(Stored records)
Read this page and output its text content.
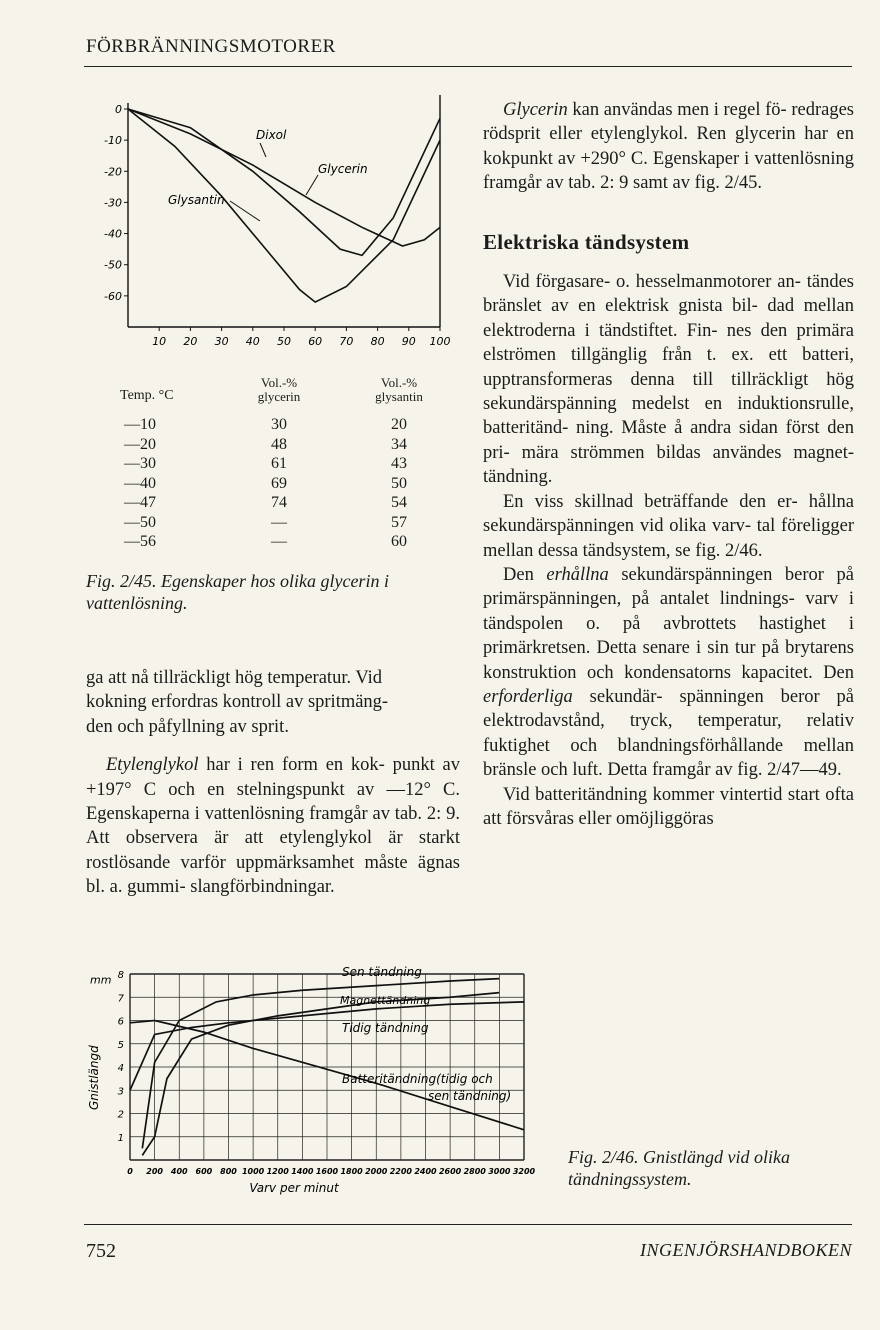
FÖRBRÄNNINGSMOTORER
0
-10
-20
-30
-40
-50
-60
10 20 30 40 50 60 70 80 90 100
Dixol
Glycerin
Glysantin
Temp. °C
Vol.‑% glycerin
Vol.‑% glysantin
—10	30	20
—20	48	34
—30	61	43
—40	69	50
—47	74	54
—50	—	57
—56	—	60
Fig. 2/45. Egenskaper hos olika glycerin i vattenlösning.

ga att nå tillräckligt hög temperatur. Vid
kokning erfordras kontroll av spritmäng‑
den och påfyllning av sprit.

Etylenglykol har i ren form en kok‑ punkt av +197° C och en stelningspunkt av —12° C. Egenskaperna i vattenlösning framgår av tab. 2: 9. Att observera är att etylenglykol är starkt rostlösande varför uppmärksamhet måste ägnas bl. a. gummi‑ slangförbindningar.

Glycerin kan användas men i regel fö‑ redrages rödsprit eller etylenglykol. Ren glycerin har en kokpunkt av +290° C. Egenskaper i vattenlösning framgår av tab. 2: 9 samt av fig. 2/45.

Elektriska tändsystem

Vid förgasare‑ o. hesselmanmotorer an‑ tändes bränslet av en elektrisk gnista bil‑ dad mellan elektroderna i tändstiftet. Fin‑ nes den primära elströmen tillgänglig från t. ex. ett batteri, upptransformeras denna till tillräckligt hög sekundärspänning medelst en induktionsrulle, batteritänd‑ ning. Måste å andra sidan först den pri‑ mära strömmen bildas användes magnet‑ tändning.

En viss skillnad beträffande den er‑ hållna sekundärspänningen vid olika varv‑ tal föreligger mellan dessa tändsystem, se fig. 2/46.

Den erhållna sekundärspänningen beror på primärspänningen, på antalet lindnings‑ varv i tändspolen o. på avbrottets hastighet i primärkretsen. Detta senare i sin tur på brytarens konstruktion och kondensatorns kapacitet. Den erforderliga sekundär‑ spänningen beror på elektrodavstånd, tryck, temperatur, relativ fuktighet och blandningsförhållande mellan bränsle och luft. Detta framgår av fig. 2/47—49.

Vid batteritändning kommer vintertid start ofta att försvåras eller omöjliggöras

1
2
3
4
5
6
7
8
0 200 400 600 800 1000 1200 1400 1600 1800 2000 2200 2400 2600 2800 3000 3200
mm
Gnistlängd
Varv per minut
Sen tändning
Magnettändning
Tidig tändning
Batteritändning(tidig och
sen tändning)
Fig. 2/46. Gnistlängd vid olika tändningssystem.
752	INGENJÖRSHANDBOKEN
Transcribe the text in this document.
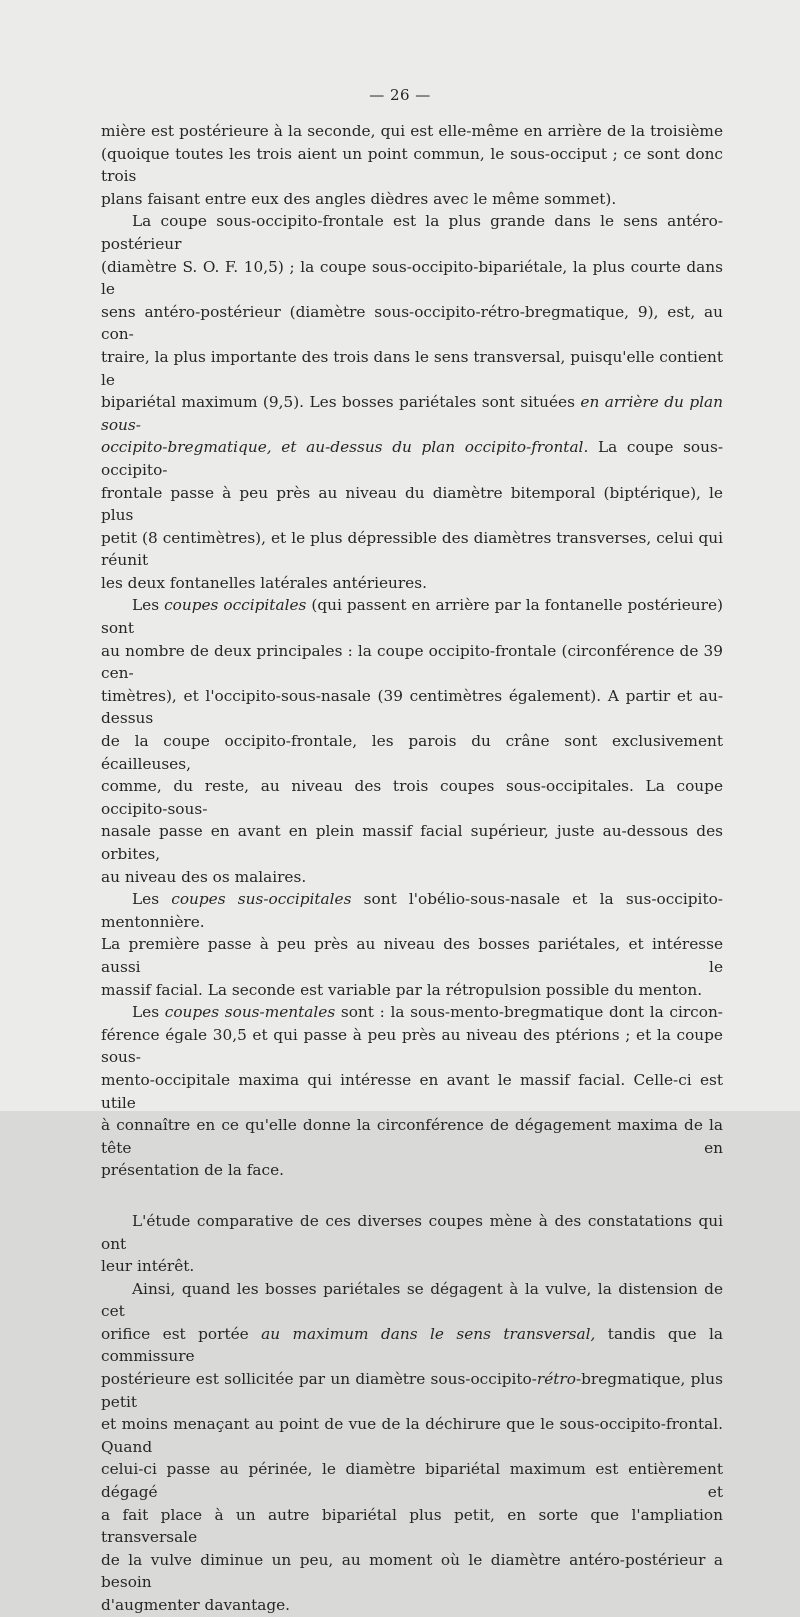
— 26 —
mière est postérieure à la seconde, qui est elle-même en arrière de la troisième
(quoique toutes les trois aient un point commun, le sous-occiput ; ce sont donc trois
plans faisant entre eux des angles dièdres avec le même sommet).
La coupe sous-occipito-frontale est la plus grande dans le sens antéro-postérieur
(diamètre S. O. F. 10,5) ; la coupe sous-occipito-bipariétale, la plus courte dans le
sens antéro-postérieur (diamètre sous-occipito-rétro-bregmatique, 9), est, au con-
traire, la plus importante des trois dans le sens transversal, puisqu'elle contient le
bipariétal maximum (9,5). Les bosses pariétales sont situées en arrière du plan sous-
occipito-bregmatique, et au-dessus du plan occipito-frontal. La coupe sous-occipito-
frontale passe à peu près au niveau du diamètre bitemporal (biptérique), le plus
petit (8 centimètres), et le plus dépressible des diamètres transverses, celui qui réunit
les deux fontanelles latérales antérieures.
Les coupes occipitales (qui passent en arrière par la fontanelle postérieure) sont
au nombre de deux principales : la coupe occipito-frontale (circonférence de 39 cen-
timètres), et l'occipito-sous-nasale (39 centimètres également). A partir et au-dessus
de la coupe occipito-frontale, les parois du crâne sont exclusivement écailleuses,
comme, du reste, au niveau des trois coupes sous-occipitales. La coupe occipito-sous-
nasale passe en avant en plein massif facial supérieur, juste au-dessous des orbites,
au niveau des os malaires.
Les coupes sus-occipitales sont l'obélio-sous-nasale et la sus-occipito-mentonnière.
La première passe à peu près au niveau des bosses pariétales, et intéresse aussi le
massif facial. La seconde est variable par la rétropulsion possible du menton.
Les coupes sous-mentales sont : la sous-mento-bregmatique dont la circon-
férence égale 30,5 et qui passe à peu près au niveau des ptérions ; et la coupe sous-
mento-occipitale maxima qui intéresse en avant le massif facial. Celle-ci est utile
à connaître en ce qu'elle donne la circonférence de dégagement maxima de la tête en
présentation de la face.
L'étude comparative de ces diverses coupes mène à des constatations qui ont
leur intérêt.
Ainsi, quand les bosses pariétales se dégagent à la vulve, la distension de cet
orifice est portée au maximum dans le sens transversal, tandis que la commissure
postérieure est sollicitée par un diamètre sous-occipito-rétro-bregmatique, plus petit
et moins menaçant au point de vue de la déchirure que le sous-occipito-frontal. Quand
celui-ci passe au périnée, le diamètre bipariétal maximum est entièrement dégagé et
a fait place à un autre bipariétal plus petit, en sorte que l'ampliation transversale
de la vulve diminue un peu, au moment où le diamètre antéro-postérieur a besoin
d'augmenter davantage.
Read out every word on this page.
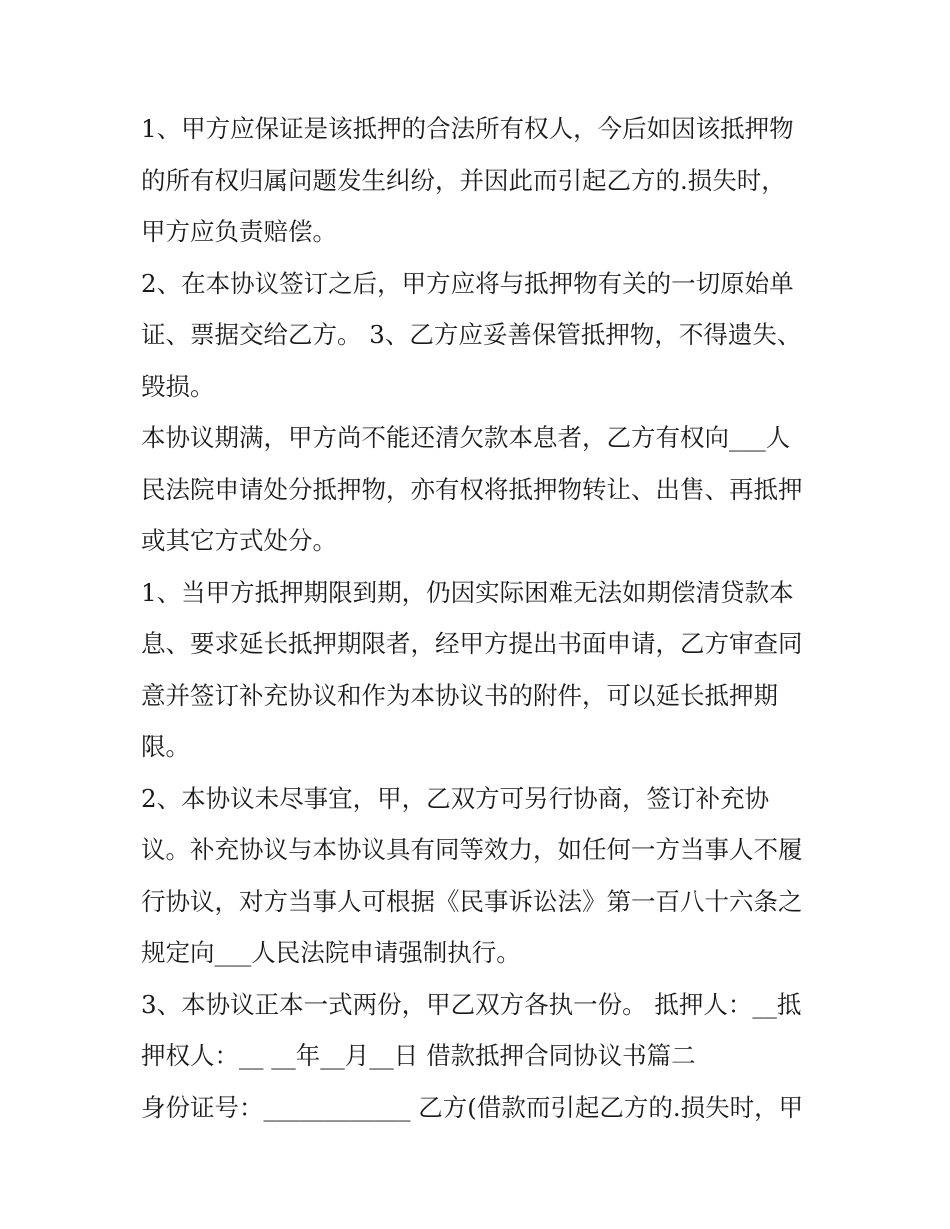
1、甲方应保证是该抵押的合法所有权人，今后如因该抵押物
的所有权归属问题发生纠纷，并因此而引起乙方的.损失时，
甲方应负责赔偿。
2、在本协议签订之后，甲方应将与抵押物有关的一切原始单
证、票据交给乙方。 3、乙方应妥善保管抵押物，不得遗失、
毁损。
本协议期满，甲方尚不能还清欠款本息者，乙方有权向___人
民法院申请处分抵押物，亦有权将抵押物转让、出售、再抵押
或其它方式处分。
1、当甲方抵押期限到期，仍因实际困难无法如期偿清贷款本
息、要求延长抵押期限者，经甲方提出书面申请，乙方审查同
意并签订补充协议和作为本协议书的附件，可以延长抵押期
限。
2、本协议未尽事宜，甲，乙双方可另行协商，签订补充协
议。补充协议与本协议具有同等效力，如任何一方当事人不履
行协议，对方当事人可根据《民事诉讼法》第一百八十六条之
规定向___人民法院申请强制执行。
3、本协议正本一式两份，甲乙双方各执一份。 抵押人：__抵
押权人：__ __年__月__日 借款抵押合同协议书篇二
身份证号：____________ 乙方(借款而引起乙方的.损失时，甲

**Short exercise:**
Every entry above is to be set down exactly; the pictures are to be left out.

**Response:**
Read this page and output its text content.
FÖRBRÄNNINGSMOTORER
0
-10
-20
-30
-40
-50
-60
10 20 30 40 50 60 70 80 90 100
Dixol
Glycerin
Glysantin
Temp. °C
Vol.‑% glycerin
Vol.‑% glysantin
—10	30	20
—20	48	34
—30	61	43
—40	69	50
—47	74	54
—50	—	57
—56	—	60
Fig. 2/45. Egenskaper hos olika glycerin i vattenlösning.

ga att nå tillräckligt hög temperatur. Vid
kokning erfordras kontroll av spritmäng‑
den och påfyllning av sprit.

Etylenglykol har i ren form en kok‑ punkt av +197° C och en stelningspunkt av —12° C. Egenskaperna i vattenlösning framgår av tab. 2: 9. Att observera är att etylenglykol är starkt rostlösande varför uppmärksamhet måste ägnas bl. a. gummi‑ slangförbindningar.

Glycerin kan användas men i regel fö‑ redrages rödsprit eller etylenglykol. Ren glycerin har en kokpunkt av +290° C. Egenskaper i vattenlösning framgår av tab. 2: 9 samt av fig. 2/45.

Elektriska tändsystem

Vid förgasare‑ o. hesselmanmotorer an‑ tändes bränslet av en elektrisk gnista bil‑ dad mellan elektroderna i tändstiftet. Fin‑ nes den primära elströmen tillgänglig från t. ex. ett batteri, upptransformeras denna till tillräckligt hög sekundärspänning medelst en induktionsrulle, batteritänd‑ ning. Måste å andra sidan först den pri‑ mära strömmen bildas användes magnet‑ tändning.

En viss skillnad beträffande den er‑ hållna sekundärspänningen vid olika varv‑ tal föreligger mellan dessa tändsystem, se fig. 2/46.

Den erhållna sekundärspänningen beror på primärspänningen, på antalet lindnings‑ varv i tändspolen o. på avbrottets hastighet i primärkretsen. Detta senare i sin tur på brytarens konstruktion och kondensatorns kapacitet. Den erforderliga sekundär‑ spänningen beror på elektrodavstånd, tryck, temperatur, relativ fuktighet och blandningsförhållande mellan bränsle och luft. Detta framgår av fig. 2/47—49.

Vid batteritändning kommer vintertid start ofta att försvåras eller omöjliggöras

1
2
3
4
5
6
7
8
0 200 400 600 800 1000 1200 1400 1600 1800 2000 2200 2400 2600 2800 3000 3200
mm
Gnistlängd
Varv per minut
Sen tändning
Magnettändning
Tidig tändning
Batteritändning(tidig och
sen tändning)
Fig. 2/46. Gnistlängd vid olika tändningssystem.
752	INGENJÖRSHANDBOKEN
Transcribe the text in this document.
— 26 —
mière est postérieure à la seconde, qui est elle-même en arrière de la troisième
(quoique toutes les trois aient un point commun, le sous-occiput ; ce sont donc trois
plans faisant entre eux des angles dièdres avec le même sommet).
La coupe sous-occipito-frontale est la plus grande dans le sens antéro-postérieur
(diamètre S. O. F. 10,5) ; la coupe sous-occipito-bipariétale, la plus courte dans le
sens antéro-postérieur (diamètre sous-occipito-rétro-bregmatique, 9), est, au con-
traire, la plus importante des trois dans le sens transversal, puisqu'elle contient le
bipariétal maximum (9,5). Les bosses pariétales sont situées en arrière du plan sous-
occipito-bregmatique, et au-dessus du plan occipito-frontal. La coupe sous-occipito-
frontale passe à peu près au niveau du diamètre bitemporal (biptérique), le plus
petit (8 centimètres), et le plus dépressible des diamètres transverses, celui qui réunit
les deux fontanelles latérales antérieures.
Les coupes occipitales (qui passent en arrière par la fontanelle postérieure) sont
au nombre de deux principales : la coupe occipito-frontale (circonférence de 39 cen-
timètres), et l'occipito-sous-nasale (39 centimètres également). A partir et au-dessus
de la coupe occipito-frontale, les parois du crâne sont exclusivement écailleuses,
comme, du reste, au niveau des trois coupes sous-occipitales. La coupe occipito-sous-
nasale passe en avant en plein massif facial supérieur, juste au-dessous des orbites,
au niveau des os malaires.
Les coupes sus-occipitales sont l'obélio-sous-nasale et la sus-occipito-mentonnière.
La première passe à peu près au niveau des bosses pariétales, et intéresse aussi le
massif facial. La seconde est variable par la rétropulsion possible du menton.
Les coupes sous-mentales sont : la sous-mento-bregmatique dont la circon-
férence égale 30,5 et qui passe à peu près au niveau des ptérions ; et la coupe sous-
mento-occipitale maxima qui intéresse en avant le massif facial. Celle-ci est utile
à connaître en ce qu'elle donne la circonférence de dégagement maxima de la tête en
présentation de la face.
L'étude comparative de ces diverses coupes mène à des constatations qui ont
leur intérêt.
Ainsi, quand les bosses pariétales se dégagent à la vulve, la distension de cet
orifice est portée au maximum dans le sens transversal, tandis que la commissure
postérieure est sollicitée par un diamètre sous-occipito-rétro-bregmatique, plus petit
et moins menaçant au point de vue de la déchirure que le sous-occipito-frontal. Quand
celui-ci passe au périnée, le diamètre bipariétal maximum est entièrement dégagé et
a fait place à un autre bipariétal plus petit, en sorte que l'ampliation transversale
de la vulve diminue un peu, au moment où le diamètre antéro-postérieur a besoin
d'augmenter davantage.
Read out every word on this page.
1、甲方应保证是该抵押的合法所有权人，今后如因该抵押物
的所有权归属问题发生纠纷，并因此而引起乙方的.损失时，
甲方应负责赔偿。
2、在本协议签订之后，甲方应将与抵押物有关的一切原始单
证、票据交给乙方。 3、乙方应妥善保管抵押物，不得遗失、
毁损。
本协议期满，甲方尚不能还清欠款本息者，乙方有权向___人
民法院申请处分抵押物，亦有权将抵押物转让、出售、再抵押
或其它方式处分。
1、当甲方抵押期限到期，仍因实际困难无法如期偿清贷款本
息、要求延长抵押期限者，经甲方提出书面申请，乙方审查同
意并签订补充协议和作为本协议书的附件，可以延长抵押期
限。
2、本协议未尽事宜，甲，乙双方可另行协商，签订补充协
议。补充协议与本协议具有同等效力，如任何一方当事人不履
行协议，对方当事人可根据《民事诉讼法》第一百八十六条之
规定向___人民法院申请强制执行。
3、本协议正本一式两份，甲乙双方各执一份。 抵押人：__抵
押权人：__ __年__月__日 借款抵押合同协议书篇二
身份证号：____________ 乙方(借款而引起乙方的.损失时，甲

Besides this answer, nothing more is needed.